The data ▸
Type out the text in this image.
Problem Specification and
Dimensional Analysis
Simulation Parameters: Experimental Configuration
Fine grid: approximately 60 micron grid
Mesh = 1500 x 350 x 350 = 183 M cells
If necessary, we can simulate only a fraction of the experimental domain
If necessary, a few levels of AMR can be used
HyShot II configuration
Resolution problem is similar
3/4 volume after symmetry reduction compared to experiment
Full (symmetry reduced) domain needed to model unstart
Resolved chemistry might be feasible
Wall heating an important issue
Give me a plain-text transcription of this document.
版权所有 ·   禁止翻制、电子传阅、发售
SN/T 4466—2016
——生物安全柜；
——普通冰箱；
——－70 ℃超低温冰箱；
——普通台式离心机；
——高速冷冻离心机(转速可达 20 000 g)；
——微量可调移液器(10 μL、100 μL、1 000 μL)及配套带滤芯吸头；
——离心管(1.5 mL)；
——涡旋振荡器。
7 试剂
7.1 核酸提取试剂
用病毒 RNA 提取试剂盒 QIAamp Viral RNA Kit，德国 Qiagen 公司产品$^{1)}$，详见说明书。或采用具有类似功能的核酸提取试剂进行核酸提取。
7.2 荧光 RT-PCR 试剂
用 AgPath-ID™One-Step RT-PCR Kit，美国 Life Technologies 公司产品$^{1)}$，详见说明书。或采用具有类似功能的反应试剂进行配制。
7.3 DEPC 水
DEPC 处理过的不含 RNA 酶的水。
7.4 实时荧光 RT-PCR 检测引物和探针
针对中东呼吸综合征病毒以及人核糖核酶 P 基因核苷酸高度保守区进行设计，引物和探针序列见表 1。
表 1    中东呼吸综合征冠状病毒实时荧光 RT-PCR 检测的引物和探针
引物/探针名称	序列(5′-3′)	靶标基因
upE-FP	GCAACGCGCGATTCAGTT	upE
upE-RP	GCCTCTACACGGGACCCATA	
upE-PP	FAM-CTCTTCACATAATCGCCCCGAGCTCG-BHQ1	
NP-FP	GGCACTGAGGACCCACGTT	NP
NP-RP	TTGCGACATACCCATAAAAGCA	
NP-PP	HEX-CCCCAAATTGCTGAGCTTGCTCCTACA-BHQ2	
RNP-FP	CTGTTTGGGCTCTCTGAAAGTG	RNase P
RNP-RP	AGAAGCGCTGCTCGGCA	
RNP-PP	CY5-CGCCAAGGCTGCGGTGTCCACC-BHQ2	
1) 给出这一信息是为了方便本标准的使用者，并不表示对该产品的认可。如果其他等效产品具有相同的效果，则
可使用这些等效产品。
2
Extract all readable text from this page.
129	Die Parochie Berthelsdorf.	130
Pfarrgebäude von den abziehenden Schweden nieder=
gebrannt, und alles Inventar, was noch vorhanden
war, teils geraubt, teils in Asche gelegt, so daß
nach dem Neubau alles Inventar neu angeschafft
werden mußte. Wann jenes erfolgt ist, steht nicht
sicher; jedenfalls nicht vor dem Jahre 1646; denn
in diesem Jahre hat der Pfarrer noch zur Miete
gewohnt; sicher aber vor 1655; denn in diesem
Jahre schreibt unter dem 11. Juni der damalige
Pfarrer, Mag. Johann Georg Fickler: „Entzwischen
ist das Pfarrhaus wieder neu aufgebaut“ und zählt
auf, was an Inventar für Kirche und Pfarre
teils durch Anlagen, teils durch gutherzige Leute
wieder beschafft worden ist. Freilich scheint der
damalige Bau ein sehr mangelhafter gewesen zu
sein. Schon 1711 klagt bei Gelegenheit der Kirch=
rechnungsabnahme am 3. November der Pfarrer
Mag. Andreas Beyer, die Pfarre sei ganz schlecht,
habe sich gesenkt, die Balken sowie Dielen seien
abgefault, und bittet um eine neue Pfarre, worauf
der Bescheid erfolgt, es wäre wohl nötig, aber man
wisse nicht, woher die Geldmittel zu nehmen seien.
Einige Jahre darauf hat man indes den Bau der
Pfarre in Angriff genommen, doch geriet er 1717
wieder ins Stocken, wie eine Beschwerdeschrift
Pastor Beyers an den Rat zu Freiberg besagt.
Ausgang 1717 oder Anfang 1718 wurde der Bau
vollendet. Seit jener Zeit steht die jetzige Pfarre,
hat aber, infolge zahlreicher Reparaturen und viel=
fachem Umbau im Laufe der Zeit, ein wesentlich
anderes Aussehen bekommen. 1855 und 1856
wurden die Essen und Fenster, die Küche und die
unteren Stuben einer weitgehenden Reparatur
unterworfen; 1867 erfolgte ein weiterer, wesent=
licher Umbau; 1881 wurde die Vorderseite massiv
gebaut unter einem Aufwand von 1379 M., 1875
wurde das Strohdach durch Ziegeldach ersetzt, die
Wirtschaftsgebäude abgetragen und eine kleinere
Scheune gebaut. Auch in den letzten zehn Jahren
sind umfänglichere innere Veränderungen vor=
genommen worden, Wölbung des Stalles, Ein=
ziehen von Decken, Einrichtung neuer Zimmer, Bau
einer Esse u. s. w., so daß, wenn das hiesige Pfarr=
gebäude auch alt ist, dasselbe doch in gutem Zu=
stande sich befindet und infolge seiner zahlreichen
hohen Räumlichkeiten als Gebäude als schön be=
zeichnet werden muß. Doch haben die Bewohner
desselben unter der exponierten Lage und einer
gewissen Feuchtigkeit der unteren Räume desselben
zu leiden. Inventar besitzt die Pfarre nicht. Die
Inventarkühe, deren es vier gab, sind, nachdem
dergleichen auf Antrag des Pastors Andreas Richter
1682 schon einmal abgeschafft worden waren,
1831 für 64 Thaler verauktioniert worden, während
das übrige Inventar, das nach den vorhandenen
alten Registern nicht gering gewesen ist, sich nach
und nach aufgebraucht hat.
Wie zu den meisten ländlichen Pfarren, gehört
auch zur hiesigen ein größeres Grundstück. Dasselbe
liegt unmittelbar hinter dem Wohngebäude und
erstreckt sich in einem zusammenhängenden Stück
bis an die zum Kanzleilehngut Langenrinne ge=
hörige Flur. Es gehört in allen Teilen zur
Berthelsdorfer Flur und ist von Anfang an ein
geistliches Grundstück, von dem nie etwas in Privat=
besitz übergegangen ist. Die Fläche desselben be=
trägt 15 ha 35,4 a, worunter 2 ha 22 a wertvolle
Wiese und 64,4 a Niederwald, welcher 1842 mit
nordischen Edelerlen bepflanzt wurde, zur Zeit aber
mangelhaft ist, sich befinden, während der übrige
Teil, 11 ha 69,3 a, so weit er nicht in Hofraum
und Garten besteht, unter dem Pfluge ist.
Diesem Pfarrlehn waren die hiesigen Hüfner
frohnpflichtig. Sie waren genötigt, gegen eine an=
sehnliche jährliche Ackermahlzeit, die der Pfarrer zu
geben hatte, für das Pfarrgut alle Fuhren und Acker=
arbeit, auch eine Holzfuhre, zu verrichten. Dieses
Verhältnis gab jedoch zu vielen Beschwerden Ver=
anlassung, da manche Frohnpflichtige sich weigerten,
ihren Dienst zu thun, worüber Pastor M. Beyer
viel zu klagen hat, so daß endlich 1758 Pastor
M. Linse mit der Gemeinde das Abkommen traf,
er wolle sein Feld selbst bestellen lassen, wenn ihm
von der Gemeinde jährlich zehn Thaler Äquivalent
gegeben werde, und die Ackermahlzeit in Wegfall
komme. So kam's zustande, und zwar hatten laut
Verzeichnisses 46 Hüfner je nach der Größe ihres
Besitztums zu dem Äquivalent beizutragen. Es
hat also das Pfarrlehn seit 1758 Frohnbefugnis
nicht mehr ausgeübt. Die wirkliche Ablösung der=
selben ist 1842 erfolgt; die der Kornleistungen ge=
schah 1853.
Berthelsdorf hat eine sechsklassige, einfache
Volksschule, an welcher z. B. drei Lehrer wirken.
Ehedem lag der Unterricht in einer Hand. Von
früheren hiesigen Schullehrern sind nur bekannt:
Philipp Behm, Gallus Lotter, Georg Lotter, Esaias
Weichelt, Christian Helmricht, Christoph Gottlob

Exercise goal ▸ The word to find is "genommen". Copy every line of the data that holds it.

Output for this task ▸
Pfarre in Angriff genommen, doch geriet er 1717
genommen worden, Wölbung des Stalles, Ein=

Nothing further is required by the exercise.